▶ Objectif
Dans le texte ci-dessous sur les propos d'Abdellatif Jouahri, quel parti a réagi officiellement le premier, s'il vous plaît ?

▶ Source
★ ★ ★ ★ ★ ★ ★
Abdellatif Jouahri à découvert

Abdellatif Jouahrie, le Wali de Bank Al Maghrib

Un wali de Bank Al Maghrib a-t-il le droit, au risque de s’éloigner de son périmètre d’intervention et installer le doute et la confusion, de dire publiquement ce qu’il pense des partis politiques ?

Abdellatif Jouahri s’est attiré les foudres des partis politiques pour les avoir attaqués lors de sa conférence de presse du 22 juin sur le thème de « la désaffection des électeurs », engendrée par « l’absence de confiance», provoquée à son tour par « la multiplication des promesses » rarement tenues. Tout à sa fougue habituelle, M. Jouahri s’est laissé un peu aller en qualifiant la classe politique de « zaater et bakour (Thym et figues pas mûres), soit des choses de peu de valeur qui s’apparentent à une insulte dans le dialecte marocain… Rien de nouveau, ni d’extraordinaire, en somme. Les partis politiques ici comme ailleurs sont souvent critiqués sur ces aspects-là ainsi que sur la perte de leur crédibilité et la faiblesse de leur mobilisation. Sauf que ces critiques dans la bouche d’un responsable de haut rang de l’envergure de M. Jouahri prennent une autre signification, car s’apparentant à une prise de position qu’il n’a pas à exprimer publiquement, devoir de réserve oblige. D’où la réaction indignée des partis politiques qui ont reproché vertement à M. Jouahri sa sortie pour le moins déplacée. Premier à réagir officiellement, le RNI a dénoncé dans un communiqué « une grave dérive » émanant du patron d’une « institution crédible » tout en faisant remarquer que les propos de banquier provoquent d’autant plus l’étonnement qu’ils interviennent dans un contexte préélectoral et qu’il est demandé aux Marocains de s’inscrire sur les listes électorales et de se rendre massivement aux urnes à grands renforts de campagnes de sensibilisation. Pour le parti de Aziz Akhannouch, les déclarations du wali de Bank Al Maghrib portent atteinte aux partis politiques et aux acteurs politiques, mais aussi aux institutions du pays et à ses choix démocratiques.
★ ★ ★ ★ ★ ★ ★
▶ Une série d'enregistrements
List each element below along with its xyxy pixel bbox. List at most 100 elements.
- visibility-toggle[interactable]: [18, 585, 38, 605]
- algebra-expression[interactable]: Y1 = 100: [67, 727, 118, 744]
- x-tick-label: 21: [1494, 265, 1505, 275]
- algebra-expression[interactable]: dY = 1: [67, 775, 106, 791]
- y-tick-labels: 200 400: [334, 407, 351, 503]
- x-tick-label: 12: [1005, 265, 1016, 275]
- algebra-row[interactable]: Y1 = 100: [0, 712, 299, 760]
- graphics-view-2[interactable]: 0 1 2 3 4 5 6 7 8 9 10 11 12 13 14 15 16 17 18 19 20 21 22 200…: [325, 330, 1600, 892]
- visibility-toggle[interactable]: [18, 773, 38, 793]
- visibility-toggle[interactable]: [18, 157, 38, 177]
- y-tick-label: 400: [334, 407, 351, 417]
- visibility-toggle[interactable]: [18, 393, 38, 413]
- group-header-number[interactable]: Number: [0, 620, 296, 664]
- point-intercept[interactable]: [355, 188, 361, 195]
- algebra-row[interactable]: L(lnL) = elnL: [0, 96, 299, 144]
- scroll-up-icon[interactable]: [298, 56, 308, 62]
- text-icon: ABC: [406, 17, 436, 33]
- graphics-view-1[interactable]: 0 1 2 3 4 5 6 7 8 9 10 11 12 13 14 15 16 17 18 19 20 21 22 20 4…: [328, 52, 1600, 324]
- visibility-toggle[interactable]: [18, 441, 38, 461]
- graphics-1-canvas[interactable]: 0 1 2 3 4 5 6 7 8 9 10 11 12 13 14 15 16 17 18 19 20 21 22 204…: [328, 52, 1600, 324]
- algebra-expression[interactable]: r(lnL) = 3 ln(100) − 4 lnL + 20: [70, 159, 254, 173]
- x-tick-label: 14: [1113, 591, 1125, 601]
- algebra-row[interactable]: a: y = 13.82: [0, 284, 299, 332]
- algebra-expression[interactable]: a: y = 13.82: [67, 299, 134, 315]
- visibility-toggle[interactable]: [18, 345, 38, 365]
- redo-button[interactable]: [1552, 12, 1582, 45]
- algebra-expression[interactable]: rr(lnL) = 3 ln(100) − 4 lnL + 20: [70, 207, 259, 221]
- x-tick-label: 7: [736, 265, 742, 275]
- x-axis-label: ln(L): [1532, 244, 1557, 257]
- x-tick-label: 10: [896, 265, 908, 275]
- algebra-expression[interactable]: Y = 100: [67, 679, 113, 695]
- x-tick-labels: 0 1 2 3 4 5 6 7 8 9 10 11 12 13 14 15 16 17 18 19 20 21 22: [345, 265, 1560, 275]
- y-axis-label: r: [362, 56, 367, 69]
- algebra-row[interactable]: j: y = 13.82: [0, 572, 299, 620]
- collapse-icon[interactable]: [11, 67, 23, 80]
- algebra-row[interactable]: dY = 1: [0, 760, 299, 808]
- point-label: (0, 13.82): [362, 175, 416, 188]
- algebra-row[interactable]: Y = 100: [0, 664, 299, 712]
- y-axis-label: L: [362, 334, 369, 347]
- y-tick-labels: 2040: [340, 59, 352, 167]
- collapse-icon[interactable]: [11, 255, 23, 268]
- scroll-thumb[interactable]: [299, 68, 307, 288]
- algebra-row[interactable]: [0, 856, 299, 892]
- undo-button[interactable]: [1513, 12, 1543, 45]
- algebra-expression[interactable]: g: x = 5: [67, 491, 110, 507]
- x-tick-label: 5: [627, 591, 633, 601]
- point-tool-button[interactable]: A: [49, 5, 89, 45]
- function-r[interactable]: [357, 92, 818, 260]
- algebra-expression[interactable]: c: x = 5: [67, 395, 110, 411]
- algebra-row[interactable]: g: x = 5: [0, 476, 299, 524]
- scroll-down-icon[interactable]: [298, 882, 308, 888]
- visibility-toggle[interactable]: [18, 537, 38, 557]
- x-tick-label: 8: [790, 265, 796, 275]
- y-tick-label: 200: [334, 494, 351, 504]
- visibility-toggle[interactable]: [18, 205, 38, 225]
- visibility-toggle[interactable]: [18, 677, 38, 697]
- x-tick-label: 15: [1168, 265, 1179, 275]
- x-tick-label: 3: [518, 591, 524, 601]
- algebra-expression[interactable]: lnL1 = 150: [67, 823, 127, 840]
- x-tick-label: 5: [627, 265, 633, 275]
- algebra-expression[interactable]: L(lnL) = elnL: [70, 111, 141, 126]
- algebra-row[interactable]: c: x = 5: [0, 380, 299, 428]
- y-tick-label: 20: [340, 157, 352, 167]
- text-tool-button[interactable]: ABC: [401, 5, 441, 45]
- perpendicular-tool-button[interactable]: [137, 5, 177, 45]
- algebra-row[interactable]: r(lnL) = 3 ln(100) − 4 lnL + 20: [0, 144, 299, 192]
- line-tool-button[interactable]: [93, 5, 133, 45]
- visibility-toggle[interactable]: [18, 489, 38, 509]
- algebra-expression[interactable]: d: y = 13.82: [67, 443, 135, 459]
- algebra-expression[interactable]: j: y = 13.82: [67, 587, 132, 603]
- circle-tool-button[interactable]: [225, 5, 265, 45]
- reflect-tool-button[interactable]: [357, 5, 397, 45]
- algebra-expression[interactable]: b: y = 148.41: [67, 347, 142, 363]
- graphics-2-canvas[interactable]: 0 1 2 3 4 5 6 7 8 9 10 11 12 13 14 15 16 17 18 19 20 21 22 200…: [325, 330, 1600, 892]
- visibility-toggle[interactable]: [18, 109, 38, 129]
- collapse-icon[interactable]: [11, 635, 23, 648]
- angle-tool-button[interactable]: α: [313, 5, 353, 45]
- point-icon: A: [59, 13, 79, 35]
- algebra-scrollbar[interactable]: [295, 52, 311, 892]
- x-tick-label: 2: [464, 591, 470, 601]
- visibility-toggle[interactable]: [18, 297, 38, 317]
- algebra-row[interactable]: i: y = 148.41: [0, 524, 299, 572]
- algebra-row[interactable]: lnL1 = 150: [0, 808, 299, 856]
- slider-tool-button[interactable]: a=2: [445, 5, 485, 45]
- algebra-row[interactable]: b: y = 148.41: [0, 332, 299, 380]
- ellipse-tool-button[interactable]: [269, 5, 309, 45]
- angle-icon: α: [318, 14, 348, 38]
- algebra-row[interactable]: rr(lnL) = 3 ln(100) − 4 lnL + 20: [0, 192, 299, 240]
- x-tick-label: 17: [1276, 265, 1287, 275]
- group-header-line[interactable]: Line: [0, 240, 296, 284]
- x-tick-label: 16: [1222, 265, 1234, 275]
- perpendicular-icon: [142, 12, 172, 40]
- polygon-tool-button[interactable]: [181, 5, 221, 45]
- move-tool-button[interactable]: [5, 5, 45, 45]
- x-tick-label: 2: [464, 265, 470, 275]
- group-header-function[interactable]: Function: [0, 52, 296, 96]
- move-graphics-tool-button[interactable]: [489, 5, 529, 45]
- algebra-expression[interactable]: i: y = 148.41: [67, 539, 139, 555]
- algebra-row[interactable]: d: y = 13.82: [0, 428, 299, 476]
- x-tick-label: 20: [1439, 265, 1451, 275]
★ ★ ★ ★ ★ ★ ★
▶ Réponse complète
Le RNI, le parti d'Aziz Akhannouch, a été le premier à réagir officiellement.